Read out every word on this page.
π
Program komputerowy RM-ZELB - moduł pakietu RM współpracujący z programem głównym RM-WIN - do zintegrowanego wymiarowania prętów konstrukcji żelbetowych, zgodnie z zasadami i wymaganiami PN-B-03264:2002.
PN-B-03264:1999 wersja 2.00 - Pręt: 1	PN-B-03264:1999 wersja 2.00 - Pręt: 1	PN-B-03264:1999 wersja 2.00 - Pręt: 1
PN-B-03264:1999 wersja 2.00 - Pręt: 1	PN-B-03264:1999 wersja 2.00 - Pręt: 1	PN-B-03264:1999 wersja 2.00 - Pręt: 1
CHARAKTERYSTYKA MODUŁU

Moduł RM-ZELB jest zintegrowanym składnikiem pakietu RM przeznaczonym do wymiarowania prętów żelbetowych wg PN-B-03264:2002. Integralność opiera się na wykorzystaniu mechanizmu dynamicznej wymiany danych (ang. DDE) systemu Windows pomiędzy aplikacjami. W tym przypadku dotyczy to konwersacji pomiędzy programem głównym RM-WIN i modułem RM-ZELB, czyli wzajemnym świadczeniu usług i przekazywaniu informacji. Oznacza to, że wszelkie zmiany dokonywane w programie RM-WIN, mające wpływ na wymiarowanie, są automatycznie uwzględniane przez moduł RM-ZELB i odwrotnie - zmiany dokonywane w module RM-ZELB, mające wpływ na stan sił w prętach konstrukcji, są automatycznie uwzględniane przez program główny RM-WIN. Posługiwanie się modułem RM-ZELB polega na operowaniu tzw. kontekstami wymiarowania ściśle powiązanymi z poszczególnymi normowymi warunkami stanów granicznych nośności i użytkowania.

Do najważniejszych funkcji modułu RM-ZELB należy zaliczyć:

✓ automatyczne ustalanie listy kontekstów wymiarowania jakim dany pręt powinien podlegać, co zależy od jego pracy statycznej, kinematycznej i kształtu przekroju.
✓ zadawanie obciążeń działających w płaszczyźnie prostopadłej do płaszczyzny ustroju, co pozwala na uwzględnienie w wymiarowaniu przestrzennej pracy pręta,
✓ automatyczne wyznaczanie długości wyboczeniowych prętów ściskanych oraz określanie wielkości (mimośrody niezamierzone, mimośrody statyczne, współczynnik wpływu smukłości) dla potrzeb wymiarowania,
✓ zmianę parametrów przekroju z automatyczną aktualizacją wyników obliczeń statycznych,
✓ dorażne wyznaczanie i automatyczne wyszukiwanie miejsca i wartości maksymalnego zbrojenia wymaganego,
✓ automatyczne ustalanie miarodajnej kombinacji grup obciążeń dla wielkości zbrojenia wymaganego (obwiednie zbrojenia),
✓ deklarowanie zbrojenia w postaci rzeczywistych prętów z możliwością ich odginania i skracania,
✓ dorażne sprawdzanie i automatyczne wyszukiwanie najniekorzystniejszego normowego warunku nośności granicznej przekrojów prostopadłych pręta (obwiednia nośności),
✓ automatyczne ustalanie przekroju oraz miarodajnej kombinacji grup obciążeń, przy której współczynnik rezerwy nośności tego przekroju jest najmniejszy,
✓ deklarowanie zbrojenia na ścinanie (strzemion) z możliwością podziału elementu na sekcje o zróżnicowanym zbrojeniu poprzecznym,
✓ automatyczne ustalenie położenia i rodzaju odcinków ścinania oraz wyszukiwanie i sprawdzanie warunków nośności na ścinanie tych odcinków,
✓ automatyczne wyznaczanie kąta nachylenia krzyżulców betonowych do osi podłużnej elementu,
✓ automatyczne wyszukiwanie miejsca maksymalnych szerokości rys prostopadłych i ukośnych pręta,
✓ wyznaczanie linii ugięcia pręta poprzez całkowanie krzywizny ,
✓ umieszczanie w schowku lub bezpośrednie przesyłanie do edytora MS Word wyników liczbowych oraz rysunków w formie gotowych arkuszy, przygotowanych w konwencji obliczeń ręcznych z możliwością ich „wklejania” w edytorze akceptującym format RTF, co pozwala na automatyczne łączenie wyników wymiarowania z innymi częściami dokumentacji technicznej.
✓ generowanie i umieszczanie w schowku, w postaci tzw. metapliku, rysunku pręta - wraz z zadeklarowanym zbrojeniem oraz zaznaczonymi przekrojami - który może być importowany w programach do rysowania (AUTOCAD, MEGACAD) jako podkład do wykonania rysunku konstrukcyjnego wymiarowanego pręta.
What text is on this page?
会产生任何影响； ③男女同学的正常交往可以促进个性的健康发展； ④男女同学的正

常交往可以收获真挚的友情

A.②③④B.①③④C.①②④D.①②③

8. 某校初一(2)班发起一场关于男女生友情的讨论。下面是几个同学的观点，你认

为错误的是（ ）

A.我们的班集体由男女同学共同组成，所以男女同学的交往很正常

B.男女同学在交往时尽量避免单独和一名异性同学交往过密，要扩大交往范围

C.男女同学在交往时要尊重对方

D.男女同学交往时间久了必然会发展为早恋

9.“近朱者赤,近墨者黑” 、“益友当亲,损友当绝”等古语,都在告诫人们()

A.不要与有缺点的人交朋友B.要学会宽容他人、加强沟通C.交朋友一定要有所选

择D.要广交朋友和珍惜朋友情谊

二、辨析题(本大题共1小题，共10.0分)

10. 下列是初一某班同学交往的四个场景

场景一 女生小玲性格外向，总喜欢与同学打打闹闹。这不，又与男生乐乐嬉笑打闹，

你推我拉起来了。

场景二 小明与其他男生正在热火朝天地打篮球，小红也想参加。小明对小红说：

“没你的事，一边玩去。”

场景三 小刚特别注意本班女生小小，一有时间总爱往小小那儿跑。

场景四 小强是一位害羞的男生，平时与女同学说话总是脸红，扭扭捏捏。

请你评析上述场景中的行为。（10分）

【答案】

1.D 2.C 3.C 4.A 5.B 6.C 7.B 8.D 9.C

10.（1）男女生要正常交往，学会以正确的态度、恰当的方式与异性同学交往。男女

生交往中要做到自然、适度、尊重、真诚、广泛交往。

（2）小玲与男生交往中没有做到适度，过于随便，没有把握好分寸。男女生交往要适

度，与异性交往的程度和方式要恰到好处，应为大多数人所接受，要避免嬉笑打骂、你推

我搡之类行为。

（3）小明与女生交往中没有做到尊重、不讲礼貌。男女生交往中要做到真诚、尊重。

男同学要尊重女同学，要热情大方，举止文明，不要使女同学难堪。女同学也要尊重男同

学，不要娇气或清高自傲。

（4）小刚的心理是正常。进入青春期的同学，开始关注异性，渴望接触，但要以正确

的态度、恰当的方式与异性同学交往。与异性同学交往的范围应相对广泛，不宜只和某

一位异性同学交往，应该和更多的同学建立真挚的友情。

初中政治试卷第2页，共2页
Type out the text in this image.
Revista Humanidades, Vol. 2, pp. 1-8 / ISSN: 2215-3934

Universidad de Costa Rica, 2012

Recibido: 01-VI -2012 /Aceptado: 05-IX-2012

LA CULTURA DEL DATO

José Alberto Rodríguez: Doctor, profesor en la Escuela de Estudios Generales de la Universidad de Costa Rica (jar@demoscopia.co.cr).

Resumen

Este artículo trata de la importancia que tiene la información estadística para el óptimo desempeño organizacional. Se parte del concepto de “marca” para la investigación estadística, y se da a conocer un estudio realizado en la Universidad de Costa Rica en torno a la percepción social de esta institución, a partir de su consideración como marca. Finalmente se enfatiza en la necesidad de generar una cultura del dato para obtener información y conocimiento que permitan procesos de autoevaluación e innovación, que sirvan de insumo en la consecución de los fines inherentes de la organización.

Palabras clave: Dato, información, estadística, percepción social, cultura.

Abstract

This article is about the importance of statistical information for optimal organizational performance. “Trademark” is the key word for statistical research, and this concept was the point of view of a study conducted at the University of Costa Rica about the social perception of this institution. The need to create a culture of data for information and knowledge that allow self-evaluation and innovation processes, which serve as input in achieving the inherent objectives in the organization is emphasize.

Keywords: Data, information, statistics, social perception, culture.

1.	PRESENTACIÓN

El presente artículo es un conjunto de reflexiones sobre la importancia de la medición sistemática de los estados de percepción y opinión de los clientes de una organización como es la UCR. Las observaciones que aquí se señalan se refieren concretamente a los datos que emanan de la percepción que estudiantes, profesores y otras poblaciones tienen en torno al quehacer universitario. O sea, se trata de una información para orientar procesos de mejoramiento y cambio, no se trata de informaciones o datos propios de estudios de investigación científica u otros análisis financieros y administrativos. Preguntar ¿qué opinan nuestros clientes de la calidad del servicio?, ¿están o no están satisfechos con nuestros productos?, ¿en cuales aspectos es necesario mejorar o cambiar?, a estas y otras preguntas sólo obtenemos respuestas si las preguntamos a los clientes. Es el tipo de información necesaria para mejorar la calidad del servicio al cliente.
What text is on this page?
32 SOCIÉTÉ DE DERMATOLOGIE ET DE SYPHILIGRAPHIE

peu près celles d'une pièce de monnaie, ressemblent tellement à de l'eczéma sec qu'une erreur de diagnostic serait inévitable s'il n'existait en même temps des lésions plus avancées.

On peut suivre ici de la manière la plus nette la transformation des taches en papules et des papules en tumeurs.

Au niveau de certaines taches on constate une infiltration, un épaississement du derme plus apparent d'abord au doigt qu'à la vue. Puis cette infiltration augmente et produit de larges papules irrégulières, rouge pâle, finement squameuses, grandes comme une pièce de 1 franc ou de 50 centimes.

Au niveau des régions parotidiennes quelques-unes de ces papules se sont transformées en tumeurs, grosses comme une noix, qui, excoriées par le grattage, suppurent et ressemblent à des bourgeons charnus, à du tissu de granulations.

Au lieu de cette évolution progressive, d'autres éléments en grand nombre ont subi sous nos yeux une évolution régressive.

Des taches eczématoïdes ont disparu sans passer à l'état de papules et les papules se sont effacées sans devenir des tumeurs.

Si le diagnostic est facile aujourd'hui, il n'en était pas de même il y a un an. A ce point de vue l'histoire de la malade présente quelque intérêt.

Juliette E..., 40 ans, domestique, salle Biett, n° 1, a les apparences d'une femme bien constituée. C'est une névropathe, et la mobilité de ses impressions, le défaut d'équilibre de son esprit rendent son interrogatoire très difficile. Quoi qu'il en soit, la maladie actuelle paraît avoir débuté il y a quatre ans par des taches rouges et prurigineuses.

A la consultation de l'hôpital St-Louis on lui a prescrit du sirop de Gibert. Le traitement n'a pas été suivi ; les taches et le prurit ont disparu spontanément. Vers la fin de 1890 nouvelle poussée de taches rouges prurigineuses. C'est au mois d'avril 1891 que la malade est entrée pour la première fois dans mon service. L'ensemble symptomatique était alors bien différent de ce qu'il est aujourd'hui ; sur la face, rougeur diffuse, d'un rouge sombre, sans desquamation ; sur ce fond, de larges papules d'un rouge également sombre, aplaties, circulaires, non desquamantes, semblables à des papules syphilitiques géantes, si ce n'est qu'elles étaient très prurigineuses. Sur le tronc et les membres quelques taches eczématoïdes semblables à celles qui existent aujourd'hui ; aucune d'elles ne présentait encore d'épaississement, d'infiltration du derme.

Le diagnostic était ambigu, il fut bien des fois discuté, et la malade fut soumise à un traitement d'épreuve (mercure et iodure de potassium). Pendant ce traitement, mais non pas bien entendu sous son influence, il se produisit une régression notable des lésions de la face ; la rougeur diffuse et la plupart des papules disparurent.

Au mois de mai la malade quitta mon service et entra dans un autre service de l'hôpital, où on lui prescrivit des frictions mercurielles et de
----------
• [What this task involves]: The lines to collect are those holding the string "sont"; copy them all.

• [Response to the task]:
Au niveau des régions parotidiennes quelques-unes de ces papules se sont transformées en tumeurs, grosses comme une noix, qui, excoriées par le grattage, suppurent et ressemblent à des bourgeons charnus, à du tissu de granulations.
Des taches eczématoïdes ont disparu sans passer à l'état de papules et les papules se sont effacées sans devenir des tumeurs.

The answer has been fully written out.